(Items from a figure collection)

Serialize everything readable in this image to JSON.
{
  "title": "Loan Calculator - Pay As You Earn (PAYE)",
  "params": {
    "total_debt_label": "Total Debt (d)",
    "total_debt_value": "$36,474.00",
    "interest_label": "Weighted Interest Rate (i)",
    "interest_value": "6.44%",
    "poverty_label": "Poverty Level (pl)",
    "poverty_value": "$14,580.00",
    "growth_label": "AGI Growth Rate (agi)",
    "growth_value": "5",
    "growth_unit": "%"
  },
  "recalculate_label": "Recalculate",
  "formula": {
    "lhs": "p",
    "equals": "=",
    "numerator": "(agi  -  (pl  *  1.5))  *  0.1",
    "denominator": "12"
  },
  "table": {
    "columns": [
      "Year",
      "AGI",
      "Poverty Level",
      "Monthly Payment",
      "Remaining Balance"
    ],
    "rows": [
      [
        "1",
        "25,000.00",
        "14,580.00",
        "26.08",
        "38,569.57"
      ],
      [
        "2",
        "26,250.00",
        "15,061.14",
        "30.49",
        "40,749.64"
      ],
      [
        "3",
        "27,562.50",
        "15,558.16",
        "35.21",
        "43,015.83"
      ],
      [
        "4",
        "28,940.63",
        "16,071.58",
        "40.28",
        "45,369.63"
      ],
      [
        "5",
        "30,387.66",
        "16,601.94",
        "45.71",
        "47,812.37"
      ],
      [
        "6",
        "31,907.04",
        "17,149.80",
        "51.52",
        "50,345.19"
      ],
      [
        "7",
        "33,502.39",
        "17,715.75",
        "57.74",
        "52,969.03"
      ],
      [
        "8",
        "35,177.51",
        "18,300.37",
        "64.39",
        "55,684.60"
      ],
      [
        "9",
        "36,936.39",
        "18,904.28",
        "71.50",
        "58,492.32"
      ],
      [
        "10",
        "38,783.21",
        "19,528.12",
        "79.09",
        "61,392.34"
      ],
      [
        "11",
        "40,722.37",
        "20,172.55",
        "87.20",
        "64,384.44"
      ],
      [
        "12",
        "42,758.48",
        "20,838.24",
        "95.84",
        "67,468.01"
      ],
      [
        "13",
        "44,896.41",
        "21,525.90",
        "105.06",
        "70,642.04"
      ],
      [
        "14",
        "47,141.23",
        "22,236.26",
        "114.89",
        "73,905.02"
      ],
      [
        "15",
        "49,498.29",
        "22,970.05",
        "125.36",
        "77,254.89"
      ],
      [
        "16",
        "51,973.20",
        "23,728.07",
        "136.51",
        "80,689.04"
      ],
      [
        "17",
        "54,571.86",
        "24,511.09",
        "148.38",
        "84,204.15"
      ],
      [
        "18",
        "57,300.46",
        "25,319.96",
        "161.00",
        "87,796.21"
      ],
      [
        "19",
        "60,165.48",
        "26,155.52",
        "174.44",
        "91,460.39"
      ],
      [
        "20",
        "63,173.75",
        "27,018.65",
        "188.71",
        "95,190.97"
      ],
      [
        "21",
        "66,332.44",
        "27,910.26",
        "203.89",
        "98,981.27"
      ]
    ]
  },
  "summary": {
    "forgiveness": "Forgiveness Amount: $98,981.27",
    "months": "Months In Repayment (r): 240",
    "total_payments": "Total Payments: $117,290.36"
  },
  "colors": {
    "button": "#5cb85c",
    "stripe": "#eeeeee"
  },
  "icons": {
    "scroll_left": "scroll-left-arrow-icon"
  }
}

### GOAL
Write out all the data again, exactly as it appears.

### COMPLETE OUTPUT
Serialize everything readable in this image to JSON.
{
  "title": "Loan Calculator - Pay As You Earn (PAYE)",
  "params": {
    "total_debt_label": "Total Debt (d)",
    "total_debt_value": "$36,474.00",
    "interest_label": "Weighted Interest Rate (i)",
    "interest_value": "6.44%",
    "poverty_label": "Poverty Level (pl)",
    "poverty_value": "$14,580.00",
    "growth_label": "AGI Growth Rate (agi)",
    "growth_value": "5",
    "growth_unit": "%"
  },
  "recalculate_label": "Recalculate",
  "formula": {
    "lhs": "p",
    "equals": "=",
    "numerator": "(agi  -  (pl  *  1.5))  *  0.1",
    "denominator": "12"
  },
  "table": {
    "columns": [
      "Year",
      "AGI",
      "Poverty Level",
      "Monthly Payment",
      "Remaining Balance"
    ],
    "rows": [
      [
        "1",
        "25,000.00",
        "14,580.00",
        "26.08",
        "38,569.57"
      ],
      [
        "2",
        "26,250.00",
        "15,061.14",
        "30.49",
        "40,749.64"
      ],
      [
        "3",
        "27,562.50",
        "15,558.16",
        "35.21",
        "43,015.83"
      ],
      [
        "4",
        "28,940.63",
        "16,071.58",
        "40.28",
        "45,369.63"
      ],
      [
        "5",
        "30,387.66",
        "16,601.94",
        "45.71",
        "47,812.37"
      ],
      [
        "6",
        "31,907.04",
        "17,149.80",
        "51.52",
        "50,345.19"
      ],
      [
        "7",
        "33,502.39",
        "17,715.75",
        "57.74",
        "52,969.03"
      ],
      [
        "8",
        "35,177.51",
        "18,300.37",
        "64.39",
        "55,684.60"
      ],
      [
        "9",
        "36,936.39",
        "18,904.28",
        "71.50",
        "58,492.32"
      ],
      [
        "10",
        "38,783.21",
        "19,528.12",
        "79.09",
        "61,392.34"
      ],
      [
        "11",
        "40,722.37",
        "20,172.55",
        "87.20",
        "64,384.44"
      ],
      [
        "12",
        "42,758.48",
        "20,838.24",
        "95.84",
        "67,468.01"
      ],
      [
        "13",
        "44,896.41",
        "21,525.90",
        "105.06",
        "70,642.04"
      ],
      [
        "14",
        "47,141.23",
        "22,236.26",
        "114.89",
        "73,905.02"
      ],
      [
        "15",
        "49,498.29",
        "22,970.05",
        "125.36",
        "77,254.89"
      ],
      [
        "16",
        "51,973.20",
        "23,728.07",
        "136.51",
        "80,689.04"
      ],
      [
        "17",
        "54,571.86",
        "24,511.09",
        "148.38",
        "84,204.15"
      ],
      [
        "18",
        "57,300.46",
        "25,319.96",
        "161.00",
        "87,796.21"
      ],
      [
        "19",
        "60,165.48",
        "26,155.52",
        "174.44",
        "91,460.39"
      ],
      [
        "20",
        "63,173.75",
        "27,018.65",
        "188.71",
        "95,190.97"
      ],
      [
        "21",
        "66,332.44",
        "27,910.26",
        "203.89",
        "98,981.27"
      ]
    ]
  },
  "summary": {
    "forgiveness": "Forgiveness Amount: $98,981.27",
    "months": "Months In Repayment (r): 240",
    "total_payments": "Total Payments: $117,290.36"
  },
  "colors": {
    "button": "#5cb85c",
    "stripe": "#eeeeee"
  },
  "icons": {
    "scroll_left": "scroll-left-arrow-icon"
  }
}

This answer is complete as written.